Begin
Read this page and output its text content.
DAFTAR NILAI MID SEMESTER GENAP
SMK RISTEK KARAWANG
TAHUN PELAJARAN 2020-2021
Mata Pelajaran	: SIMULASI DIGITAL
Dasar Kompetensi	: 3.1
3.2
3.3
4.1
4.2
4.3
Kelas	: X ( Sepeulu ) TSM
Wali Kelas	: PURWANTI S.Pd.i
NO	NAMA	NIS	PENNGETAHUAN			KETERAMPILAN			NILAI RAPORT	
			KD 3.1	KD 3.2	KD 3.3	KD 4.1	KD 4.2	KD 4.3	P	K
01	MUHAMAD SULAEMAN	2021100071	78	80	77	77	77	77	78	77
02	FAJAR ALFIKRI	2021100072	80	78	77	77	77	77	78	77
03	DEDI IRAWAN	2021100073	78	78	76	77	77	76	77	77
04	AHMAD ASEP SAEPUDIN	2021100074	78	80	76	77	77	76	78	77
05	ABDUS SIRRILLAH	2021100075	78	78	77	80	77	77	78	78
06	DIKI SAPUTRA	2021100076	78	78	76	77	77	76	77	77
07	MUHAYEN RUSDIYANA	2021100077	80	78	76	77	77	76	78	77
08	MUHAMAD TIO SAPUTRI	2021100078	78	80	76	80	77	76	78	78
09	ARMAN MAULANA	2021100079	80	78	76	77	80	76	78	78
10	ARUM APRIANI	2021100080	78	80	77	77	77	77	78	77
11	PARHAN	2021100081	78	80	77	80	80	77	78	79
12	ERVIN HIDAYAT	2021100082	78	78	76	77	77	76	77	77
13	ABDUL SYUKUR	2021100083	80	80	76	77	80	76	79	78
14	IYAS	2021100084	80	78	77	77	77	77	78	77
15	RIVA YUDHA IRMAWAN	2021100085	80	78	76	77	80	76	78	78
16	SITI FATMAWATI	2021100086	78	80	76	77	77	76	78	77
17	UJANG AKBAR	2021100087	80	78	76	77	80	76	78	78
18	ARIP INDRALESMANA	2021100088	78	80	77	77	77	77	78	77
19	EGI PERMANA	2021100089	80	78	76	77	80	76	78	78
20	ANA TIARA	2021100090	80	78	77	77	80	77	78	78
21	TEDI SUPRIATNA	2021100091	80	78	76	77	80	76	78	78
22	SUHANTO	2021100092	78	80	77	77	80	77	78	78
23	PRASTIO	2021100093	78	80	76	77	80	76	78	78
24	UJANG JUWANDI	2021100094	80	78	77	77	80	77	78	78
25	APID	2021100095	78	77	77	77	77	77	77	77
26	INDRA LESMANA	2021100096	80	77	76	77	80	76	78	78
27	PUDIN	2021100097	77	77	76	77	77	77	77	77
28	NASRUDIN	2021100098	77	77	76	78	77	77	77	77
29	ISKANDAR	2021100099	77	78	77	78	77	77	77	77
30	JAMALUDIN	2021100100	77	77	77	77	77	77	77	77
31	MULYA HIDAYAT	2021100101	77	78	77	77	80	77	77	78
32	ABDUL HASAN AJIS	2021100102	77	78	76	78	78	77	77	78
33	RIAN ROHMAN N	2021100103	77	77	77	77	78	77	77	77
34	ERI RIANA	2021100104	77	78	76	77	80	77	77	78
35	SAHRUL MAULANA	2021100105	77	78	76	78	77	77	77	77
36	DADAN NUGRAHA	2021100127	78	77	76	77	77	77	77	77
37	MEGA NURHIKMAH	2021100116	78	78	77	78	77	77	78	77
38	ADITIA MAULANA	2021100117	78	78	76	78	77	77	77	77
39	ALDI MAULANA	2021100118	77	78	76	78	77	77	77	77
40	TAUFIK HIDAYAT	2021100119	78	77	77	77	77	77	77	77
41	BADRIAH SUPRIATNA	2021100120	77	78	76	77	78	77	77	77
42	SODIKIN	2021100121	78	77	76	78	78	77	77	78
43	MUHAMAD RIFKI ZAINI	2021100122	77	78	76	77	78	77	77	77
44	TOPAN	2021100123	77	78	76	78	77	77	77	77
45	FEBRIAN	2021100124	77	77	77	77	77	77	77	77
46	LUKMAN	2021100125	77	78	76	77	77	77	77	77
End
### REQUIRED TASK:
From the material above, copy each line that includes the word "MAULANA".

### RESULT:
09	ARMAN MAULANA	2021100079	80	78	76	77	80	76	78	78
35	SAHRUL MAULANA	2021100105	77	78	76	78	77	77	77	77
38	ADITIA MAULANA	2021100117	78	78	76	78	77	77	77	77
39	ALDI MAULANA	2021100118	77	78	76	78	77	77	77	77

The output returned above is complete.